### Consegna
Per favore, riscrivi tutte le voci qui sotto sostituendo "kebab-dot" con "menu-dot" e lasciando invariato tutto il resto.

═══

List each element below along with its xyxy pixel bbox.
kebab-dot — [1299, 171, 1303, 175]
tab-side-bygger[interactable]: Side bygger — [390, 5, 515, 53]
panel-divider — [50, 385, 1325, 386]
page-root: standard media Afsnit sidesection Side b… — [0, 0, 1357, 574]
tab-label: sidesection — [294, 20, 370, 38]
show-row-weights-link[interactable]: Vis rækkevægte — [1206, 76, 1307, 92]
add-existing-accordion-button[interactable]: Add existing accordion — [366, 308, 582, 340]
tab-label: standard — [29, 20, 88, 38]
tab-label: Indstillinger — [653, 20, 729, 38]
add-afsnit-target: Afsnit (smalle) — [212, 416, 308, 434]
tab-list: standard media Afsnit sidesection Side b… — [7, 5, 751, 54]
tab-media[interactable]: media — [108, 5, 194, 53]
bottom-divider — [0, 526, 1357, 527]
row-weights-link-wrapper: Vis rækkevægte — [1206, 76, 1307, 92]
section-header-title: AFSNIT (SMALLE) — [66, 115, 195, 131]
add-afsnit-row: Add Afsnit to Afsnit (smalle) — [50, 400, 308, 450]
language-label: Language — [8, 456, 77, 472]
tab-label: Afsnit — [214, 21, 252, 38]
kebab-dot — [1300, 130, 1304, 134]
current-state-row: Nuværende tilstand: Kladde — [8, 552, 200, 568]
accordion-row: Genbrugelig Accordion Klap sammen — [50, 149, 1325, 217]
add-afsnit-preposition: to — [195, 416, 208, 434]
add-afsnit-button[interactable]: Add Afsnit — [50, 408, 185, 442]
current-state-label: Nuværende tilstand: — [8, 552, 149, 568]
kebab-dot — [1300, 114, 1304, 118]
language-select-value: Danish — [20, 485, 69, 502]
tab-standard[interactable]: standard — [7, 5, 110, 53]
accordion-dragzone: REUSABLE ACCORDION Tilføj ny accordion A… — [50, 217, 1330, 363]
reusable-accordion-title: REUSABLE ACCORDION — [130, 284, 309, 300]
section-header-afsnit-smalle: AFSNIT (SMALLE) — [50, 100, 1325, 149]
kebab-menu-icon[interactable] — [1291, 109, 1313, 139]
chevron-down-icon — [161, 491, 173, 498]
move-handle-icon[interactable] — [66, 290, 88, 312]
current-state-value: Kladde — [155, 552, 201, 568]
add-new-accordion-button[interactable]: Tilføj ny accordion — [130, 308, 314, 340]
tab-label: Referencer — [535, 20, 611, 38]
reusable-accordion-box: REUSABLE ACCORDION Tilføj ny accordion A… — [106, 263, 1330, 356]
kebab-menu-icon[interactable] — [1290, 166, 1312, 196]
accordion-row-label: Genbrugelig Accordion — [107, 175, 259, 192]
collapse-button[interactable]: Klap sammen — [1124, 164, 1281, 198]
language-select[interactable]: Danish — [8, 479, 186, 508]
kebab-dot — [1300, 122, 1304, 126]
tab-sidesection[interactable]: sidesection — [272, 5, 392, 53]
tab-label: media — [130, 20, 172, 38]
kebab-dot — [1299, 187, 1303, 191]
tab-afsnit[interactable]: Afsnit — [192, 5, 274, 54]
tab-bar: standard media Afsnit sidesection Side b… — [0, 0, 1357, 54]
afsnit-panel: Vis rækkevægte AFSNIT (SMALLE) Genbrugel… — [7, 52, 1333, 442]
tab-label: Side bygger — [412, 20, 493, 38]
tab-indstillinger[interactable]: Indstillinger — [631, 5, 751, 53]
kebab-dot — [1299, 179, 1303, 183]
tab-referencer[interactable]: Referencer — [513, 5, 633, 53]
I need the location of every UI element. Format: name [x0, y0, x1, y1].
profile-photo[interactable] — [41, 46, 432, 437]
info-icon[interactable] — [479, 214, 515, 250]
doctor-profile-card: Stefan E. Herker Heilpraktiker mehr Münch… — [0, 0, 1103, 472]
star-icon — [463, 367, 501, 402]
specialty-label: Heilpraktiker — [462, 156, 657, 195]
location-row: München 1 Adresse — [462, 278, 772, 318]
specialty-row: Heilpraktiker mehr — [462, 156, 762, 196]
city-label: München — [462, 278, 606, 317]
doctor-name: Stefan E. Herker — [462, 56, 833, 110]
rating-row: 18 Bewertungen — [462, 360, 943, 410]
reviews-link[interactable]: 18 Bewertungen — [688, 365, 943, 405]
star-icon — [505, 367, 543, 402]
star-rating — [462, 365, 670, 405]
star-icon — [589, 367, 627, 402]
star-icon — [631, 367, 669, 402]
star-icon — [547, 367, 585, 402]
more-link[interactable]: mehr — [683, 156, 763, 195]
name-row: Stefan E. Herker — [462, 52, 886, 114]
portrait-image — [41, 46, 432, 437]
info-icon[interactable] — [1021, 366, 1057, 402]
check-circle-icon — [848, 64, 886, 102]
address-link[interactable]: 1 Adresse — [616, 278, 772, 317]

═══

### Risposta completa
List each element below along with its xyxy pixel bbox.
menu-dot — [1299, 171, 1303, 175]
tab-side-bygger[interactable]: Side bygger — [390, 5, 515, 53]
panel-divider — [50, 385, 1325, 386]
page-root: standard media Afsnit sidesection Side b… — [0, 0, 1357, 574]
tab-label: sidesection — [294, 20, 370, 38]
show-row-weights-link[interactable]: Vis rækkevægte — [1206, 76, 1307, 92]
add-existing-accordion-button[interactable]: Add existing accordion — [366, 308, 582, 340]
tab-label: standard — [29, 20, 88, 38]
tab-label: Indstillinger — [653, 20, 729, 38]
add-afsnit-target: Afsnit (smalle) — [212, 416, 308, 434]
tab-list: standard media Afsnit sidesection Side b… — [7, 5, 751, 54]
tab-media[interactable]: media — [108, 5, 194, 53]
bottom-divider — [0, 526, 1357, 527]
row-weights-link-wrapper: Vis rækkevægte — [1206, 76, 1307, 92]
section-header-title: AFSNIT (SMALLE) — [66, 115, 195, 131]
add-afsnit-row: Add Afsnit to Afsnit (smalle) — [50, 400, 308, 450]
language-label: Language — [8, 456, 77, 472]
tab-label: Afsnit — [214, 21, 252, 38]
menu-dot — [1300, 130, 1304, 134]
current-state-row: Nuværende tilstand: Kladde — [8, 552, 200, 568]
accordion-row: Genbrugelig Accordion Klap sammen — [50, 149, 1325, 217]
add-afsnit-preposition: to — [195, 416, 208, 434]
add-afsnit-button[interactable]: Add Afsnit — [50, 408, 185, 442]
current-state-label: Nuværende tilstand: — [8, 552, 149, 568]
menu-dot — [1300, 114, 1304, 118]
language-select-value: Danish — [20, 485, 69, 502]
tab-standard[interactable]: standard — [7, 5, 110, 53]
accordion-dragzone: REUSABLE ACCORDION Tilføj ny accordion A… — [50, 217, 1330, 363]
reusable-accordion-title: REUSABLE ACCORDION — [130, 284, 309, 300]
section-header-afsnit-smalle: AFSNIT (SMALLE) — [50, 100, 1325, 149]
kebab-menu-icon[interactable] — [1291, 109, 1313, 139]
chevron-down-icon — [161, 491, 173, 498]
move-handle-icon[interactable] — [66, 290, 88, 312]
current-state-value: Kladde — [155, 552, 201, 568]
add-new-accordion-button[interactable]: Tilføj ny accordion — [130, 308, 314, 340]
tab-label: Referencer — [535, 20, 611, 38]
reusable-accordion-box: REUSABLE ACCORDION Tilføj ny accordion A… — [106, 263, 1330, 356]
kebab-menu-icon[interactable] — [1290, 166, 1312, 196]
accordion-row-label: Genbrugelig Accordion — [107, 175, 259, 192]
collapse-button[interactable]: Klap sammen — [1124, 164, 1281, 198]
language-select[interactable]: Danish — [8, 479, 186, 508]
menu-dot — [1300, 122, 1304, 126]
tab-sidesection[interactable]: sidesection — [272, 5, 392, 53]
tab-label: media — [130, 20, 172, 38]
menu-dot — [1299, 187, 1303, 191]
tab-afsnit[interactable]: Afsnit — [192, 5, 274, 54]
tab-bar: standard media Afsnit sidesection Side b… — [0, 0, 1357, 54]
afsnit-panel: Vis rækkevægte AFSNIT (SMALLE) Genbrugel… — [7, 52, 1333, 442]
tab-label: Side bygger — [412, 20, 493, 38]
tab-indstillinger[interactable]: Indstillinger — [631, 5, 751, 53]
menu-dot — [1299, 179, 1303, 183]
tab-referencer[interactable]: Referencer — [513, 5, 633, 53]
I need the location of every UI element. Format: name [x0, y0, x1, y1].
profile-photo[interactable] — [41, 46, 432, 437]
info-icon[interactable] — [479, 214, 515, 250]
doctor-profile-card: Stefan E. Herker Heilpraktiker mehr Münch… — [0, 0, 1103, 472]
star-icon — [463, 367, 501, 402]
specialty-label: Heilpraktiker — [462, 156, 657, 195]
location-row: München 1 Adresse — [462, 278, 772, 318]
specialty-row: Heilpraktiker mehr — [462, 156, 762, 196]
city-label: München — [462, 278, 606, 317]
doctor-name: Stefan E. Herker — [462, 56, 833, 110]
rating-row: 18 Bewertungen — [462, 360, 943, 410]
reviews-link[interactable]: 18 Bewertungen — [688, 365, 943, 405]
star-icon — [505, 367, 543, 402]
star-rating — [462, 365, 670, 405]
star-icon — [589, 367, 627, 402]
star-icon — [631, 367, 669, 402]
star-icon — [547, 367, 585, 402]
more-link[interactable]: mehr — [683, 156, 763, 195]
name-row: Stefan E. Herker — [462, 52, 886, 114]
portrait-image — [41, 46, 432, 437]
info-icon[interactable] — [1021, 366, 1057, 402]
check-circle-icon — [848, 64, 886, 102]
address-link[interactable]: 1 Adresse — [616, 278, 772, 317]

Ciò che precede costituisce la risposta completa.